_Instructions for the task_: Among the entries, which lines carry the string "text"? Copy each of them.
## Begin Dataset rows
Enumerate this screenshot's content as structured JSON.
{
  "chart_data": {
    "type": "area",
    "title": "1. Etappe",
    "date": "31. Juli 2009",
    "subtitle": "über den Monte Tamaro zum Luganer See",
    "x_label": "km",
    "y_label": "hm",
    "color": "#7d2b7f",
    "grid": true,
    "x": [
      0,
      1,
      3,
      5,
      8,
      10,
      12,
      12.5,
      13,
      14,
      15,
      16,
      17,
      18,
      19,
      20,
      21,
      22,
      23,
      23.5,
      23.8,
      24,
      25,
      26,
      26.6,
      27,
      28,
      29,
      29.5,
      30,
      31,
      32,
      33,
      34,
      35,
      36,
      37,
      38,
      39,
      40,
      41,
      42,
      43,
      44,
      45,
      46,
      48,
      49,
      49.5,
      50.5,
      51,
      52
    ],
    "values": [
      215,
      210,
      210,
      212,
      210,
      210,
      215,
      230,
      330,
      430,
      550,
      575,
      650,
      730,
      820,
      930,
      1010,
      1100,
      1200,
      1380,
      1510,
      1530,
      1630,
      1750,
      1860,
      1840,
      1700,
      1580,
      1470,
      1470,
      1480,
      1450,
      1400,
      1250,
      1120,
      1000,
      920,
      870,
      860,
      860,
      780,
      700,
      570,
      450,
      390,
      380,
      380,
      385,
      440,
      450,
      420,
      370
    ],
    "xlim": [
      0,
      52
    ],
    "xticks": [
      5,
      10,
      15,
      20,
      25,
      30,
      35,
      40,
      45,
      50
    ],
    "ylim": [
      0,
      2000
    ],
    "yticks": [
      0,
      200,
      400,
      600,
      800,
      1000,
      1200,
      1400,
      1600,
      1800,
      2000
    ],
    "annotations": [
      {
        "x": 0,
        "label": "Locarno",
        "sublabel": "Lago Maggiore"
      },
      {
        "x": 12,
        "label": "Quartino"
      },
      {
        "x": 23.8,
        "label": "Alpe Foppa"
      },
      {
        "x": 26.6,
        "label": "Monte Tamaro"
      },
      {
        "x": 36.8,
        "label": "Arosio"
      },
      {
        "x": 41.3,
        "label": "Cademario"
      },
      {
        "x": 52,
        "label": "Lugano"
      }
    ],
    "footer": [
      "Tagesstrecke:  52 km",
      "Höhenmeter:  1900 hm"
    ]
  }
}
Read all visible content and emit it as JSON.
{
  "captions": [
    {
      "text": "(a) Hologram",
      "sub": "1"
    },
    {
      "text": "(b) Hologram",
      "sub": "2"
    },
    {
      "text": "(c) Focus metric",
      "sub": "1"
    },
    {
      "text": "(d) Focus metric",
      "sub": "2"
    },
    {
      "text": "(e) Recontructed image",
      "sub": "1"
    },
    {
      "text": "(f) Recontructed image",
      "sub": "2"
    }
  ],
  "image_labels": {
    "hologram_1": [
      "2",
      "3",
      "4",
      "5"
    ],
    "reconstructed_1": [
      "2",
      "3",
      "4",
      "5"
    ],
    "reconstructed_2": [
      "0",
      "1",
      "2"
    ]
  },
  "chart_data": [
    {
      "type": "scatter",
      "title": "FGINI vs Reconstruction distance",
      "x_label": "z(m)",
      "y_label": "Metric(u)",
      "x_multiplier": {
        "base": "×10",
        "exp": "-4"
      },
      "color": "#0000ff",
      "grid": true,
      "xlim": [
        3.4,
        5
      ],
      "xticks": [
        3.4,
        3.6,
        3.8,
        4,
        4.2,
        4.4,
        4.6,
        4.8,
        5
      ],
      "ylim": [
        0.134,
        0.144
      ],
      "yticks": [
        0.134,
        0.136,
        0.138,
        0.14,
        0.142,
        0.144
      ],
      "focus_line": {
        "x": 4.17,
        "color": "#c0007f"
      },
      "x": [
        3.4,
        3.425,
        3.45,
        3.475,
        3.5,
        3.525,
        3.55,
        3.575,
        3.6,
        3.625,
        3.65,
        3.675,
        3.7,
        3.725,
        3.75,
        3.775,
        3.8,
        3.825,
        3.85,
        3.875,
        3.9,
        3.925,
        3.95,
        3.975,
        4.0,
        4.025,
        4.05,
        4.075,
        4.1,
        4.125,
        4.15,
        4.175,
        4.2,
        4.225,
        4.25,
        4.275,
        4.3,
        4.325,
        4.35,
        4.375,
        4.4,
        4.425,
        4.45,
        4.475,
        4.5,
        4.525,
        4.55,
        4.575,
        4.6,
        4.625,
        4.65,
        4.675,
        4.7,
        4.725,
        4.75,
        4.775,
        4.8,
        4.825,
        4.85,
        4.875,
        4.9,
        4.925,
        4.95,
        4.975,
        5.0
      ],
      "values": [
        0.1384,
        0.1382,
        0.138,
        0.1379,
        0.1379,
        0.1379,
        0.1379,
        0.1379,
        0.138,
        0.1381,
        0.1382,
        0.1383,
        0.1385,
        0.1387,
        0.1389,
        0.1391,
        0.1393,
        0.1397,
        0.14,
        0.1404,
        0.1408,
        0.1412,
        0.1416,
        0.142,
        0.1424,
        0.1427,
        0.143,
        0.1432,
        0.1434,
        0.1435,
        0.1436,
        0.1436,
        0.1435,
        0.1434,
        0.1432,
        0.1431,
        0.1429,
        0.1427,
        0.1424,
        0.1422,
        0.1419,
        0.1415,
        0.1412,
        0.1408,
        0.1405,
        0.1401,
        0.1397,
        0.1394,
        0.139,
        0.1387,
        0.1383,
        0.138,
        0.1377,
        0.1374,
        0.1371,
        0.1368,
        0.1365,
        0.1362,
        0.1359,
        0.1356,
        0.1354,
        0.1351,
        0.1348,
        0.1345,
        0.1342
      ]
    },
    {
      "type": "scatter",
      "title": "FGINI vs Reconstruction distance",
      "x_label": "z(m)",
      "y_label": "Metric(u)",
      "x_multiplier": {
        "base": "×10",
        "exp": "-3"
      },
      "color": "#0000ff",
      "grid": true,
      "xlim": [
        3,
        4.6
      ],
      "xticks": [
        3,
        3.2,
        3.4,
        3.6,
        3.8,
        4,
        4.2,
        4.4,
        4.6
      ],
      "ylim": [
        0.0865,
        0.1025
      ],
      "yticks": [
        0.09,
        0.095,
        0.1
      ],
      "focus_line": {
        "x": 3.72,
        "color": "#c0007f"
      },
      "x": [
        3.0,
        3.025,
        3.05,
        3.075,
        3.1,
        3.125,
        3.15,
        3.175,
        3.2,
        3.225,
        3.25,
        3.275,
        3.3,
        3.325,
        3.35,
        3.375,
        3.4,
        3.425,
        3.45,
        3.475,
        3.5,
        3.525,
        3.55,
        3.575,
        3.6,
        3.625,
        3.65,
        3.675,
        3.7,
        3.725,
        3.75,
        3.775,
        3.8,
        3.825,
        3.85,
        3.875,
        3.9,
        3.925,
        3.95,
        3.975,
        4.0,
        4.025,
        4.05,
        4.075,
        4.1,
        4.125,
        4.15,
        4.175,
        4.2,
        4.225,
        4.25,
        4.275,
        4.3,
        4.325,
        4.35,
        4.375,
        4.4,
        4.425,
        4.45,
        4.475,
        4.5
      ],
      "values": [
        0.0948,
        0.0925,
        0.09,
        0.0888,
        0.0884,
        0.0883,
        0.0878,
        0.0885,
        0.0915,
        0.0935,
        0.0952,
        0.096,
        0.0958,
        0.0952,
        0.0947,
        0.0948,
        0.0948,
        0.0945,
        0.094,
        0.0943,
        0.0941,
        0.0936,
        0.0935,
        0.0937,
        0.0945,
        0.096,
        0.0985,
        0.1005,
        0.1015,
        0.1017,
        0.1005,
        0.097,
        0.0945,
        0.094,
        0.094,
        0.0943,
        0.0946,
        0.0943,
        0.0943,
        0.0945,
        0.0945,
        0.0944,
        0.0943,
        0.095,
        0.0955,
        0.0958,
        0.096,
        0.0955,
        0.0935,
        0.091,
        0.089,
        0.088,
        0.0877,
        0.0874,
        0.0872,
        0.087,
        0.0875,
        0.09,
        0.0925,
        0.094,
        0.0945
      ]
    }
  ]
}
## End Dataset rows
_Written answer_:
      "text": "(a) Hologram",
      "text": "(b) Hologram",
      "text": "(c) Focus metric",
      "text": "(d) Focus metric",
      "text": "(e) Recontructed image",
      "text": "(f) Recontructed image",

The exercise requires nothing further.